* **EXERCISE AIM**: Your task is to copy each line that has the word "this".

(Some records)
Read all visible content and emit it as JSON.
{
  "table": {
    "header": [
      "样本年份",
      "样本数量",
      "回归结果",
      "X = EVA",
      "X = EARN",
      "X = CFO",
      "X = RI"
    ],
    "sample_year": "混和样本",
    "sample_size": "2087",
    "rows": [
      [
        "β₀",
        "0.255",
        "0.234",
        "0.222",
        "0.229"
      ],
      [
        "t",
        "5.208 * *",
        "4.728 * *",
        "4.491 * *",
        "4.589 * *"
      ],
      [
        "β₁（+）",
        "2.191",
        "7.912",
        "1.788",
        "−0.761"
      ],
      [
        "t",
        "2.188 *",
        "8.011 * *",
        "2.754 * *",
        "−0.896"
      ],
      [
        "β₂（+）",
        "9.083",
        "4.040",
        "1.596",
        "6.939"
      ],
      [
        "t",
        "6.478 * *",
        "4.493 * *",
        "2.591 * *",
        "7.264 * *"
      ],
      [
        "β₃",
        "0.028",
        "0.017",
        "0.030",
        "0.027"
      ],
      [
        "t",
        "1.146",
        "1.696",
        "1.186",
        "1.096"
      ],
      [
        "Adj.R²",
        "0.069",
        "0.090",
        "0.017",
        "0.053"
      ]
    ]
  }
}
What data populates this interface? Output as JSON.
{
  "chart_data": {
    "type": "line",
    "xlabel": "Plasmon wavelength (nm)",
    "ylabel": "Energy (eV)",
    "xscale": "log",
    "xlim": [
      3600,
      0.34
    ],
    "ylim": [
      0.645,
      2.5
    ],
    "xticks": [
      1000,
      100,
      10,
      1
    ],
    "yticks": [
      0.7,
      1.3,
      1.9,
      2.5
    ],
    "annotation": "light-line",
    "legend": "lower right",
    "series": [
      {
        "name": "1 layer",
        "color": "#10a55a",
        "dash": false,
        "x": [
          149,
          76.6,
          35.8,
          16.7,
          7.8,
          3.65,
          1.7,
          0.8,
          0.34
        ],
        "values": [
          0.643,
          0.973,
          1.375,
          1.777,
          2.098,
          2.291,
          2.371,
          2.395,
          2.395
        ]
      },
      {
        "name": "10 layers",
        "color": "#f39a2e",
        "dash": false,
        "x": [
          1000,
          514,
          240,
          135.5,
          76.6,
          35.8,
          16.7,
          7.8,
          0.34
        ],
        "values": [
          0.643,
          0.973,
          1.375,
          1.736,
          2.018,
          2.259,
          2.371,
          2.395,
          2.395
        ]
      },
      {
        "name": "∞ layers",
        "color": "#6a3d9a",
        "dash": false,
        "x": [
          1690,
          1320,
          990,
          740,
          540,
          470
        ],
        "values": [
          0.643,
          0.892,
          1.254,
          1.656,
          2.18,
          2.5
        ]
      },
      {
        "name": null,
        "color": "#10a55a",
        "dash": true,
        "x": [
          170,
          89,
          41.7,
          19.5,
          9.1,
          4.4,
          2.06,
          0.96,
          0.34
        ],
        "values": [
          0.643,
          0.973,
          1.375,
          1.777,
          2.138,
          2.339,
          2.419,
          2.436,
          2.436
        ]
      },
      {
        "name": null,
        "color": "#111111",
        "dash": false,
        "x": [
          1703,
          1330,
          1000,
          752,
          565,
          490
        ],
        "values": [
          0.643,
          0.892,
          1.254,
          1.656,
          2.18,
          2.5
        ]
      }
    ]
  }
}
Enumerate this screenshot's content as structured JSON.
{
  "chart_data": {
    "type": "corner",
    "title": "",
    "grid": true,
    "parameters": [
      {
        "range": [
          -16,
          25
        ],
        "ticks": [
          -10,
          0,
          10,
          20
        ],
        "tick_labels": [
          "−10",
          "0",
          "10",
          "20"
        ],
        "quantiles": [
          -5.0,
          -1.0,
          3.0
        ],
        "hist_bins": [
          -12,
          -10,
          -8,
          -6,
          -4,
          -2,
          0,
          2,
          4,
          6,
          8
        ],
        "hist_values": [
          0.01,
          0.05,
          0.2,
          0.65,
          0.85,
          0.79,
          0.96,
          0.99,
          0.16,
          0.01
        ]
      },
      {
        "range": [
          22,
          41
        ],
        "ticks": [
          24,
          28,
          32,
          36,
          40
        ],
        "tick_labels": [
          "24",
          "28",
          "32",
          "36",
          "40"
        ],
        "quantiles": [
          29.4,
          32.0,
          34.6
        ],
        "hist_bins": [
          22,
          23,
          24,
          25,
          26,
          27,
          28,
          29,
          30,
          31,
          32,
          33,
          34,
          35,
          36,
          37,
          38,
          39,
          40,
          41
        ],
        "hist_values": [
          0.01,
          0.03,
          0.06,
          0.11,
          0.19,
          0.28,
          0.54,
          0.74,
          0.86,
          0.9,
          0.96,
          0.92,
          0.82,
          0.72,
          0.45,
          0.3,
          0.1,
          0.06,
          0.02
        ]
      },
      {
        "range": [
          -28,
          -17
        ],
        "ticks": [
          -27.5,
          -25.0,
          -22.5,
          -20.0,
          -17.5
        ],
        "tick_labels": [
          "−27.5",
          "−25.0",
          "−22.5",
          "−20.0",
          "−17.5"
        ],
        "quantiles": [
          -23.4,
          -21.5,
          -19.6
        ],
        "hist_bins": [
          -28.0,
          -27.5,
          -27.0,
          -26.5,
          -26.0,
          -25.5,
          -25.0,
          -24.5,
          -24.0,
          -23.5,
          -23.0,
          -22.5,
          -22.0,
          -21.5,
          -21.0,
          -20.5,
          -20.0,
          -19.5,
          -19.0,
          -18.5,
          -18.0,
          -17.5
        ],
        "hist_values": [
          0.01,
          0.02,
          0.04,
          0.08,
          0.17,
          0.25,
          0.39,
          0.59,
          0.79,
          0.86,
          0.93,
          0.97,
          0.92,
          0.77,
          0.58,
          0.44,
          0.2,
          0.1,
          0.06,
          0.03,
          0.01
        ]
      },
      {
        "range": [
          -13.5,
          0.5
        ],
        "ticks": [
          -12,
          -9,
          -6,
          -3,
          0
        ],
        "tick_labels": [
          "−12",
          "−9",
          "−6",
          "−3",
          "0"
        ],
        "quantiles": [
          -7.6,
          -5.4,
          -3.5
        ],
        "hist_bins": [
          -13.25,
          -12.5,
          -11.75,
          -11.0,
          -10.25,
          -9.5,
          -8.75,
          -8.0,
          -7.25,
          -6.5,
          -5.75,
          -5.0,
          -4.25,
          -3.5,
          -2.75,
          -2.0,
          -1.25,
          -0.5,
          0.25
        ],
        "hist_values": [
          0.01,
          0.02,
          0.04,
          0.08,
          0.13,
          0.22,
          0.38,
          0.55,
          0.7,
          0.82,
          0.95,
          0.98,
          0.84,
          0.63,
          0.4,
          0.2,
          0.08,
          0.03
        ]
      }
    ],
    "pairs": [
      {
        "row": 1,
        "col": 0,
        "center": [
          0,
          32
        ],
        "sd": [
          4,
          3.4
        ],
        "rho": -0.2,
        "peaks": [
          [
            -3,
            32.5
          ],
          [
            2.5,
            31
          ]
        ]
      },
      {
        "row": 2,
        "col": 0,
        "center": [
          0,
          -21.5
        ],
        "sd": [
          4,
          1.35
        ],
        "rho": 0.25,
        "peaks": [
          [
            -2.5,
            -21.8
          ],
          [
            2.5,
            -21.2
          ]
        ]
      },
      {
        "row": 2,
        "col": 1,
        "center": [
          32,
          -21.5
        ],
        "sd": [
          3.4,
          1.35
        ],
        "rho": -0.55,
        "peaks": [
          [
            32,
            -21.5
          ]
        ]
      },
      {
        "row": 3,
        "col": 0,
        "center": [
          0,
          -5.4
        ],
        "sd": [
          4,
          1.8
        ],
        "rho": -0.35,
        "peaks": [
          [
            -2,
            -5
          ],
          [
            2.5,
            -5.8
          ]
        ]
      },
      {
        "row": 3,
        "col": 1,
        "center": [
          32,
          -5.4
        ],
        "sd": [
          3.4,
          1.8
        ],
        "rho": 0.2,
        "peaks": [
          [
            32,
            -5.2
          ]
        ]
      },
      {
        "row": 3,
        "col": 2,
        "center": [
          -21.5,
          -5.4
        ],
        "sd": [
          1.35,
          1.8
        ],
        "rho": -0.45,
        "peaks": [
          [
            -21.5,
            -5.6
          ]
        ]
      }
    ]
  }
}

* **CORRECT RESULT**:
What data populates this interface? Output as JSON.
Enumerate this screenshot's content as structured JSON.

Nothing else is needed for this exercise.